▸ **INSTRUCTION**: Look through the listing below and give the number of lines that hold "will". Say nothing more.

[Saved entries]
:::::

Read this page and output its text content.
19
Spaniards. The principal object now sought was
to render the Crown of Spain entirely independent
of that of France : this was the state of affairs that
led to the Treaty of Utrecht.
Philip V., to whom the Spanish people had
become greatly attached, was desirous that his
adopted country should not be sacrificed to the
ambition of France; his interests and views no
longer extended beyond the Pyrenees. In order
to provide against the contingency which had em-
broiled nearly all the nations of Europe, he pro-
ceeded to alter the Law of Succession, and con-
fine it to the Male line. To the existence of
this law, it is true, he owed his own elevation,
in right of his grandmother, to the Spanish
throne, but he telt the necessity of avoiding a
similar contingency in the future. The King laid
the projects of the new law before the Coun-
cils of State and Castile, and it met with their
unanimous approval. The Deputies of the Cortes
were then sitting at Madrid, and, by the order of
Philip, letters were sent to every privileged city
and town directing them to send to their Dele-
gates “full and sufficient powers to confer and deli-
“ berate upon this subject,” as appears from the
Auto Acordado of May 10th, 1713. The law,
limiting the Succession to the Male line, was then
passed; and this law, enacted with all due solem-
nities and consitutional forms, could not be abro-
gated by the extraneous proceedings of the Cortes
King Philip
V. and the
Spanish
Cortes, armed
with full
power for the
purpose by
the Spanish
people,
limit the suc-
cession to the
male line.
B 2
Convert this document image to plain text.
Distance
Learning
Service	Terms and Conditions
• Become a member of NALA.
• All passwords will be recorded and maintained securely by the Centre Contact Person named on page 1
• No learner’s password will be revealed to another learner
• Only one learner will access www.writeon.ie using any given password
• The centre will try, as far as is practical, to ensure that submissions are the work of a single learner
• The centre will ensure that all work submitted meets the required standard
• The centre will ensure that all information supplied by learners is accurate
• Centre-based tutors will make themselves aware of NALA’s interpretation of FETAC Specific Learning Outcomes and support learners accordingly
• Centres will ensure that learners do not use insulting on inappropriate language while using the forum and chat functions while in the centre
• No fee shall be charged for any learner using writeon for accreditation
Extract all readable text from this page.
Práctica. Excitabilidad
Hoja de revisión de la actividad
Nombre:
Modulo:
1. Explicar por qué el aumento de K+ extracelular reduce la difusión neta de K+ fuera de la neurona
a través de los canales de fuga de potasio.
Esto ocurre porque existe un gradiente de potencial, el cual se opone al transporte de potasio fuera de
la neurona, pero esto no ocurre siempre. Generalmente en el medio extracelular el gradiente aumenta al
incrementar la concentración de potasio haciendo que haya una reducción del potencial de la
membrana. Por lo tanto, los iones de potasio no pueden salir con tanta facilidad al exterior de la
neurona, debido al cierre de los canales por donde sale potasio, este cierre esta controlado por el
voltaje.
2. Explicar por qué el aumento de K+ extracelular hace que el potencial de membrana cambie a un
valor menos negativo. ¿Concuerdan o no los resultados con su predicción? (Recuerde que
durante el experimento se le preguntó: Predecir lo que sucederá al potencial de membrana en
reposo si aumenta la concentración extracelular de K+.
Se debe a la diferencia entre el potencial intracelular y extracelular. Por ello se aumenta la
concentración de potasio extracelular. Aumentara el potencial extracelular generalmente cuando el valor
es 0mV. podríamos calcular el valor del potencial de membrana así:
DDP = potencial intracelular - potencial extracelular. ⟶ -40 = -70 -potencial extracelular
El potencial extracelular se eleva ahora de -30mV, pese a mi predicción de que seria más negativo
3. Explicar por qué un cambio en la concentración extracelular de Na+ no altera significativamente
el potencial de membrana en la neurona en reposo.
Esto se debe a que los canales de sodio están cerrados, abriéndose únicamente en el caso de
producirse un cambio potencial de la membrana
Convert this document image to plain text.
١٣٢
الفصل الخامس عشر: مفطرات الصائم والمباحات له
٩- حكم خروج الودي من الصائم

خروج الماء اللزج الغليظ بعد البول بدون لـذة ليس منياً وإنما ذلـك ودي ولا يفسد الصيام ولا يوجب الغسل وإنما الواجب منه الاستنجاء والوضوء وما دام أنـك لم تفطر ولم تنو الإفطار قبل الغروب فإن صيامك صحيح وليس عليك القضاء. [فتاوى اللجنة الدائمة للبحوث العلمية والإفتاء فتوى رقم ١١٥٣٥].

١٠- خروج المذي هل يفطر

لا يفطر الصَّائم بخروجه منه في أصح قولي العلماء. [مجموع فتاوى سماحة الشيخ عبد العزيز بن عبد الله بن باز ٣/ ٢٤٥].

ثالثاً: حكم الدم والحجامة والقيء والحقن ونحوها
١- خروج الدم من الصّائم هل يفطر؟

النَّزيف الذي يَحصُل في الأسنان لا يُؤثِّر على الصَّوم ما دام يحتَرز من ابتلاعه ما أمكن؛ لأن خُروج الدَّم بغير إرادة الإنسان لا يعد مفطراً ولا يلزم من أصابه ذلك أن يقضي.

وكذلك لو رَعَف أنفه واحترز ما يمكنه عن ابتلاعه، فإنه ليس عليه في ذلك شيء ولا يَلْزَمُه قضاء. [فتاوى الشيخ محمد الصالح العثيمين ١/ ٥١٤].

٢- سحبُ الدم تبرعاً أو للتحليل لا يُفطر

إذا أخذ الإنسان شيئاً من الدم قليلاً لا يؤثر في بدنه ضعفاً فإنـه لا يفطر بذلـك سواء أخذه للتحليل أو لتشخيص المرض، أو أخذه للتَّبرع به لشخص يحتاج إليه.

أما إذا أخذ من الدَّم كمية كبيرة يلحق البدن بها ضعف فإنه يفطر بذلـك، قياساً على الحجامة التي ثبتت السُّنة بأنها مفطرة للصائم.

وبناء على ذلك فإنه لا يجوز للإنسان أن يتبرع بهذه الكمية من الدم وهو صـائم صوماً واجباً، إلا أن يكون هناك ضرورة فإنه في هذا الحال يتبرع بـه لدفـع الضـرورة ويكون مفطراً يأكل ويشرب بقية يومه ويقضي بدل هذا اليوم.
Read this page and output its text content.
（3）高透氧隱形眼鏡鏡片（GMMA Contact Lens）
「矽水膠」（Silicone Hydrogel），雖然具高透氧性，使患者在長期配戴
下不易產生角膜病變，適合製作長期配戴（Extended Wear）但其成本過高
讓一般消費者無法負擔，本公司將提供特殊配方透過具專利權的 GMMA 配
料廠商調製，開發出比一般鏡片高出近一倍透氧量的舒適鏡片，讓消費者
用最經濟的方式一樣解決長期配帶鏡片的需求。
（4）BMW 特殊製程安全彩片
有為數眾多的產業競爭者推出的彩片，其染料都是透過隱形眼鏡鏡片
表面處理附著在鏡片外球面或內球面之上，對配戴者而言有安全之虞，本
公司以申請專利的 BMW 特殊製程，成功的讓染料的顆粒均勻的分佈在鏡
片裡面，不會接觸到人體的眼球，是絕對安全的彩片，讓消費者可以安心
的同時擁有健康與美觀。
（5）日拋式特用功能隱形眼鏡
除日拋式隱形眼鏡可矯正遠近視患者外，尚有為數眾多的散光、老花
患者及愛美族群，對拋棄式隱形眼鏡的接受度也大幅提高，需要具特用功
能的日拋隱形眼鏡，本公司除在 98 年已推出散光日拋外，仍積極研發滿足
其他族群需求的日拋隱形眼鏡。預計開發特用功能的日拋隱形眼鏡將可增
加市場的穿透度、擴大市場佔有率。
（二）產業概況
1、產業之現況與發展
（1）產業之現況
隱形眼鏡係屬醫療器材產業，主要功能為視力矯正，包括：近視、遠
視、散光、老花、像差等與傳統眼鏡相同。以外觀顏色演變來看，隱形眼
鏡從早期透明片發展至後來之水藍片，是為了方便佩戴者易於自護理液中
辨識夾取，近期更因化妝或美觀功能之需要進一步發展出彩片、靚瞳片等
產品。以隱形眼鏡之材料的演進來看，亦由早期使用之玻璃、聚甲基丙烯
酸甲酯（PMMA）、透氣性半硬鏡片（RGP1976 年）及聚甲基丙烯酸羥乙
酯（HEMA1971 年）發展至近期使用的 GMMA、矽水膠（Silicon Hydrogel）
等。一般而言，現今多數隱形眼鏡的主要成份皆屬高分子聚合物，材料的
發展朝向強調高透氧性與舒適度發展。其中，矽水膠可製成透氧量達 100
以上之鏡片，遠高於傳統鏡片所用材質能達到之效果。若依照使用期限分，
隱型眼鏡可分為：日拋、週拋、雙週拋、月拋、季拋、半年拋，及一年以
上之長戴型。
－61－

:::::

▸ **OUTPUT OF THE EXERCISE**: 8